— start of Entries supplied —

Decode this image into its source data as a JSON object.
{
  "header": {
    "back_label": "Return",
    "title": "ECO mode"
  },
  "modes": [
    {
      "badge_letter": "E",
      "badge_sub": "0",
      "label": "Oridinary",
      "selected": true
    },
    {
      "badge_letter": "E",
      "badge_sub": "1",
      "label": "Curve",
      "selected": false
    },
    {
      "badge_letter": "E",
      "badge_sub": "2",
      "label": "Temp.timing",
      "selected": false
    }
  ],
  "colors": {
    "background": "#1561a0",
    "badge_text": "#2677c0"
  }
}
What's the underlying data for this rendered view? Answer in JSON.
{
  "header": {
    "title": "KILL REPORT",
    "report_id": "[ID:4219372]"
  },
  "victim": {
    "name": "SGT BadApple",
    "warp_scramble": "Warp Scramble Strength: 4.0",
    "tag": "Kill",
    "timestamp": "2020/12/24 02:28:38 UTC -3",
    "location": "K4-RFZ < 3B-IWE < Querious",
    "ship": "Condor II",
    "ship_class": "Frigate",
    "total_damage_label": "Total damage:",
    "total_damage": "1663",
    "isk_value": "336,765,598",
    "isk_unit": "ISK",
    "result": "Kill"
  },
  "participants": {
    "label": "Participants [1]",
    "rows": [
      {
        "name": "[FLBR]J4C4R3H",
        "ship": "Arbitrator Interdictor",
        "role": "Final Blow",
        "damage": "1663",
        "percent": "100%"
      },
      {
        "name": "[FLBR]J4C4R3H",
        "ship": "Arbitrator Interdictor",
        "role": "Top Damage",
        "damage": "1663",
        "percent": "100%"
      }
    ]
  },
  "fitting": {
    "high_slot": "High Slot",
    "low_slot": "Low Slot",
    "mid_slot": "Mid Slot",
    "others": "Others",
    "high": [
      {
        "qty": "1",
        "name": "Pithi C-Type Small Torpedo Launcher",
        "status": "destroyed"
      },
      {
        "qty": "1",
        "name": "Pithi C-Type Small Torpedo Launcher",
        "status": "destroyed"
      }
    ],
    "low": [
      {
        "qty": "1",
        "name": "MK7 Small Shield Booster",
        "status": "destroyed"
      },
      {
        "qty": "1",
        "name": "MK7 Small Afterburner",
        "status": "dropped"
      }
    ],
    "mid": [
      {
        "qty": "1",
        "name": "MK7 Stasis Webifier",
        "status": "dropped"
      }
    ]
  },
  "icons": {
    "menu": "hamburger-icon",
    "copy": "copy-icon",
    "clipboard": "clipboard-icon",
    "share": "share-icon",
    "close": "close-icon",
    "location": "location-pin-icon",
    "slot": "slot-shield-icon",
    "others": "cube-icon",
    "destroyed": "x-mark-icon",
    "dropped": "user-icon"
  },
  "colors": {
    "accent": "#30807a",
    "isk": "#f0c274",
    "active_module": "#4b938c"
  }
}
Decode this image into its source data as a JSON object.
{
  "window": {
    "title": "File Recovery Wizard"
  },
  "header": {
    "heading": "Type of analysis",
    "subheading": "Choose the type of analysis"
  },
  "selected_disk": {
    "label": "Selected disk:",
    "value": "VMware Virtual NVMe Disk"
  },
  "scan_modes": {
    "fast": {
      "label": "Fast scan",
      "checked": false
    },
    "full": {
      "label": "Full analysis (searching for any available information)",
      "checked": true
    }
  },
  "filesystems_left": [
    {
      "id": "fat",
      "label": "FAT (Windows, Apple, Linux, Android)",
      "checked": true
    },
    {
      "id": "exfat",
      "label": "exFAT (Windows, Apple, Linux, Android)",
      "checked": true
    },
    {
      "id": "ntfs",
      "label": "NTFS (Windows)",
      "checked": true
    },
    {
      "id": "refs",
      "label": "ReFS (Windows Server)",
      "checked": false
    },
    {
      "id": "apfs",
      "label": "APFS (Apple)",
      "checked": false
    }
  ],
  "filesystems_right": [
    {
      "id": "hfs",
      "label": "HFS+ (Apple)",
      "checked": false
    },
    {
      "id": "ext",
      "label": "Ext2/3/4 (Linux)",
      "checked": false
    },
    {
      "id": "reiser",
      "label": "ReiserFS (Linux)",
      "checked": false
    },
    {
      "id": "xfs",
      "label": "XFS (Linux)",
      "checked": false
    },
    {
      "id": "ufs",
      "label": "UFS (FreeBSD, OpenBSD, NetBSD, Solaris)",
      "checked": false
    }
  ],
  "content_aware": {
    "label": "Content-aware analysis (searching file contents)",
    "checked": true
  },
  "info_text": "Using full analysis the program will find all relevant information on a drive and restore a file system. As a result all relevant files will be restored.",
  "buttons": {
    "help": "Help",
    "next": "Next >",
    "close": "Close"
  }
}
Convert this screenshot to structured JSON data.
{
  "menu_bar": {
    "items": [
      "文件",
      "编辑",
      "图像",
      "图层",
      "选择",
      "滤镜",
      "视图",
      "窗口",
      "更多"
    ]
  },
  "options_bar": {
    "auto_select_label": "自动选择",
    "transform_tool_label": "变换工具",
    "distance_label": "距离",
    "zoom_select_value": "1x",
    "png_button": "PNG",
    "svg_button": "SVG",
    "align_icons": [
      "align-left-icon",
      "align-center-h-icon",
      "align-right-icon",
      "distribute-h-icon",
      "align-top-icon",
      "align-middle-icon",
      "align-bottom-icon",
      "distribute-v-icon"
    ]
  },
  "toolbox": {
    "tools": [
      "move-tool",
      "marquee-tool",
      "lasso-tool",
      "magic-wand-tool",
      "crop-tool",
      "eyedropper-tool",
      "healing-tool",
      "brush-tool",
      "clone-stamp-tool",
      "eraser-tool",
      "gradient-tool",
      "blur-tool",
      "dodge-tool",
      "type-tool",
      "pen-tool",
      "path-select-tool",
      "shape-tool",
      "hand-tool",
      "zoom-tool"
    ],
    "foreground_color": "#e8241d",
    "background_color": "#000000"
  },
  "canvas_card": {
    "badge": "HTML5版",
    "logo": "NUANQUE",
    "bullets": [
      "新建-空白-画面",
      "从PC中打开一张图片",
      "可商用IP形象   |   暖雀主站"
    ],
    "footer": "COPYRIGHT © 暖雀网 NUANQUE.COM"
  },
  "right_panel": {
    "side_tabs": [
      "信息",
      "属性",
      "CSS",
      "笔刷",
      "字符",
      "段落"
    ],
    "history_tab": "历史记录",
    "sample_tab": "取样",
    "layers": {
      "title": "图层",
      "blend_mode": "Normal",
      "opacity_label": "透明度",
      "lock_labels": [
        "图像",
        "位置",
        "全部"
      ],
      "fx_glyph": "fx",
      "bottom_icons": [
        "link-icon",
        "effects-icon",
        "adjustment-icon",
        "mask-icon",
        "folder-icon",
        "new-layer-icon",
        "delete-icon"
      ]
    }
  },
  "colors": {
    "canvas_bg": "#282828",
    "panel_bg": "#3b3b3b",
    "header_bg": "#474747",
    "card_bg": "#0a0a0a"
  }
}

— end of Entries supplied —

▸ Short exercise:
Pick out and copy every line that contains the word "name".

▸ The response:
    "name": "SGT BadApple",
        "name": "[FLBR]J4C4R3H",
        "name": "[FLBR]J4C4R3H",
        "name": "Pithi C-Type Small Torpedo Launcher",
        "name": "Pithi C-Type Small Torpedo Launcher",
        "name": "MK7 Small Shield Booster",
        "name": "MK7 Small Afterburner",
        "name": "MK7 Stasis Webifier",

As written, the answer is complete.